* [Goal] The listing below should be written out exactly; please include all of it.

:::::

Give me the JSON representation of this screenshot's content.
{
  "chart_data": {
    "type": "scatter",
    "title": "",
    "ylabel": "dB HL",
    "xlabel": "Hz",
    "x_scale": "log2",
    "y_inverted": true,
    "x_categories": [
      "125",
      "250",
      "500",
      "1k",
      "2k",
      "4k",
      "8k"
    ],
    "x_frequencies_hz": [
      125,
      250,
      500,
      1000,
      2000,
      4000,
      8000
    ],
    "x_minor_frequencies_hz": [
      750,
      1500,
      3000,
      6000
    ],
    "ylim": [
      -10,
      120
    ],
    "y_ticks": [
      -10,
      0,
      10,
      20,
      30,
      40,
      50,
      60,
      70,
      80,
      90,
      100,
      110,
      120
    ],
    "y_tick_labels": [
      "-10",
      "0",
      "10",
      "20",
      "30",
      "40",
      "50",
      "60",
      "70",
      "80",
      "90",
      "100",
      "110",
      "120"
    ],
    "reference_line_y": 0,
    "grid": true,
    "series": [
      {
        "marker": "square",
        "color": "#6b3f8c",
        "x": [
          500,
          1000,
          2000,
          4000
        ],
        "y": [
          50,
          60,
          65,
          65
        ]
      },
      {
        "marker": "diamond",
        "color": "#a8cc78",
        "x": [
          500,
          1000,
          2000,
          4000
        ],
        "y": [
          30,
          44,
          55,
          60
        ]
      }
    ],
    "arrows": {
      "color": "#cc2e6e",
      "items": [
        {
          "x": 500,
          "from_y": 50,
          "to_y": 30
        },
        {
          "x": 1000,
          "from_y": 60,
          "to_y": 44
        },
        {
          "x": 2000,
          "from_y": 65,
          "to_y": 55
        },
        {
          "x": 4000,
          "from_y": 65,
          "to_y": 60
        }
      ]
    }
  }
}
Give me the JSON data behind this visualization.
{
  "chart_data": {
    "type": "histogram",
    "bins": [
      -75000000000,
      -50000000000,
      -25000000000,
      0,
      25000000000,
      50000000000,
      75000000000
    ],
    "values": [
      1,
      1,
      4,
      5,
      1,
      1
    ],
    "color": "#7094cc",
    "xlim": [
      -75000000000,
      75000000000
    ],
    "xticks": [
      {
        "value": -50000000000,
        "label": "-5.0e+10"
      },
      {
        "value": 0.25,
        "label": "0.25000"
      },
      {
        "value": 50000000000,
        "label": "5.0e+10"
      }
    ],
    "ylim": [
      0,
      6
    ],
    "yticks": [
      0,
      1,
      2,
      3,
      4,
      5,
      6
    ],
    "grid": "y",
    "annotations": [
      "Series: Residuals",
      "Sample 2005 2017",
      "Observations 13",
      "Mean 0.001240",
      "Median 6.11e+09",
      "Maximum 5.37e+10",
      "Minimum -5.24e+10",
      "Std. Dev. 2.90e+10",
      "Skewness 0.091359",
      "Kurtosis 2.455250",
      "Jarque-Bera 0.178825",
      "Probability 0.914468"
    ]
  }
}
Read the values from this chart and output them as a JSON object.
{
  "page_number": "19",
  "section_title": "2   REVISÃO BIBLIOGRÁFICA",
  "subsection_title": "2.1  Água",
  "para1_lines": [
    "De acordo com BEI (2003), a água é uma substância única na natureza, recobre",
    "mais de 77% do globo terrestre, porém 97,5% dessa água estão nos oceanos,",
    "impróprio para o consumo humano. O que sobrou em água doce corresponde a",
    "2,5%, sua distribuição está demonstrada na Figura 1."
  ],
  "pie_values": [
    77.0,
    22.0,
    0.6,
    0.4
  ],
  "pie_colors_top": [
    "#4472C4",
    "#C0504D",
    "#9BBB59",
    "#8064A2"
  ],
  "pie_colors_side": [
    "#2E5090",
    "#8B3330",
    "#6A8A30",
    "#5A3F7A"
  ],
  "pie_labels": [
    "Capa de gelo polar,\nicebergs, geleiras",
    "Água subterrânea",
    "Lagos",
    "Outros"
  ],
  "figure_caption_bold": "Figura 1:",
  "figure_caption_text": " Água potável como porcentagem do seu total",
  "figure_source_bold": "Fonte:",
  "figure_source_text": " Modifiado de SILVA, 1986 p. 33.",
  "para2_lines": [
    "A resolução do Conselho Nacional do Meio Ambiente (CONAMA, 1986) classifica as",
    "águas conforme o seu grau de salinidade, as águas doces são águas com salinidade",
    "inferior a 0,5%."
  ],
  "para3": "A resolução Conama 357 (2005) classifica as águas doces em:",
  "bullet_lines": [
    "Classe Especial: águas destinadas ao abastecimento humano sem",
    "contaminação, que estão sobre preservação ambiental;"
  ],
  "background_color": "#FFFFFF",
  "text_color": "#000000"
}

:::::

* [The response]
Give me the JSON representation of this screenshot's content.
{
  "chart_data": {
    "type": "scatter",
    "title": "",
    "ylabel": "dB HL",
    "xlabel": "Hz",
    "x_scale": "log2",
    "y_inverted": true,
    "x_categories": [
      "125",
      "250",
      "500",
      "1k",
      "2k",
      "4k",
      "8k"
    ],
    "x_frequencies_hz": [
      125,
      250,
      500,
      1000,
      2000,
      4000,
      8000
    ],
    "x_minor_frequencies_hz": [
      750,
      1500,
      3000,
      6000
    ],
    "ylim": [
      -10,
      120
    ],
    "y_ticks": [
      -10,
      0,
      10,
      20,
      30,
      40,
      50,
      60,
      70,
      80,
      90,
      100,
      110,
      120
    ],
    "y_tick_labels": [
      "-10",
      "0",
      "10",
      "20",
      "30",
      "40",
      "50",
      "60",
      "70",
      "80",
      "90",
      "100",
      "110",
      "120"
    ],
    "reference_line_y": 0,
    "grid": true,
    "series": [
      {
        "marker": "square",
        "color": "#6b3f8c",
        "x": [
          500,
          1000,
          2000,
          4000
        ],
        "y": [
          50,
          60,
          65,
          65
        ]
      },
      {
        "marker": "diamond",
        "color": "#a8cc78",
        "x": [
          500,
          1000,
          2000,
          4000
        ],
        "y": [
          30,
          44,
          55,
          60
        ]
      }
    ],
    "arrows": {
      "color": "#cc2e6e",
      "items": [
        {
          "x": 500,
          "from_y": 50,
          "to_y": 30
        },
        {
          "x": 1000,
          "from_y": 60,
          "to_y": 44
        },
        {
          "x": 2000,
          "from_y": 65,
          "to_y": 55
        },
        {
          "x": 4000,
          "from_y": 65,
          "to_y": 60
        }
      ]
    }
  }
}
Give me the JSON data behind this visualization.
{
  "chart_data": {
    "type": "histogram",
    "bins": [
      -75000000000,
      -50000000000,
      -25000000000,
      0,
      25000000000,
      50000000000,
      75000000000
    ],
    "values": [
      1,
      1,
      4,
      5,
      1,
      1
    ],
    "color": "#7094cc",
    "xlim": [
      -75000000000,
      75000000000
    ],
    "xticks": [
      {
        "value": -50000000000,
        "label": "-5.0e+10"
      },
      {
        "value": 0.25,
        "label": "0.25000"
      },
      {
        "value": 50000000000,
        "label": "5.0e+10"
      }
    ],
    "ylim": [
      0,
      6
    ],
    "yticks": [
      0,
      1,
      2,
      3,
      4,
      5,
      6
    ],
    "grid": "y",
    "annotations": [
      "Series: Residuals",
      "Sample 2005 2017",
      "Observations 13",
      "Mean 0.001240",
      "Median 6.11e+09",
      "Maximum 5.37e+10",
      "Minimum -5.24e+10",
      "Std. Dev. 2.90e+10",
      "Skewness 0.091359",
      "Kurtosis 2.455250",
      "Jarque-Bera 0.178825",
      "Probability 0.914468"
    ]
  }
}
Read the values from this chart and output them as a JSON object.
{
  "page_number": "19",
  "section_title": "2   REVISÃO BIBLIOGRÁFICA",
  "subsection_title": "2.1  Água",
  "para1_lines": [
    "De acordo com BEI (2003), a água é uma substância única na natureza, recobre",
    "mais de 77% do globo terrestre, porém 97,5% dessa água estão nos oceanos,",
    "impróprio para o consumo humano. O que sobrou em água doce corresponde a",
    "2,5%, sua distribuição está demonstrada na Figura 1."
  ],
  "pie_values": [
    77.0,
    22.0,
    0.6,
    0.4
  ],
  "pie_colors_top": [
    "#4472C4",
    "#C0504D",
    "#9BBB59",
    "#8064A2"
  ],
  "pie_colors_side": [
    "#2E5090",
    "#8B3330",
    "#6A8A30",
    "#5A3F7A"
  ],
  "pie_labels": [
    "Capa de gelo polar,\nicebergs, geleiras",
    "Água subterrânea",
    "Lagos",
    "Outros"
  ],
  "figure_caption_bold": "Figura 1:",
  "figure_caption_text": " Água potável como porcentagem do seu total",
  "figure_source_bold": "Fonte:",
  "figure_source_text": " Modifiado de SILVA, 1986 p. 33.",
  "para2_lines": [
    "A resolução do Conselho Nacional do Meio Ambiente (CONAMA, 1986) classifica as",
    "águas conforme o seu grau de salinidade, as águas doces são águas com salinidade",
    "inferior a 0,5%."
  ],
  "para3": "A resolução Conama 357 (2005) classifica as águas doces em:",
  "bullet_lines": [
    "Classe Especial: águas destinadas ao abastecimento humano sem",
    "contaminação, que estão sobre preservação ambiental;"
  ],
  "background_color": "#FFFFFF",
  "text_color": "#000000"
}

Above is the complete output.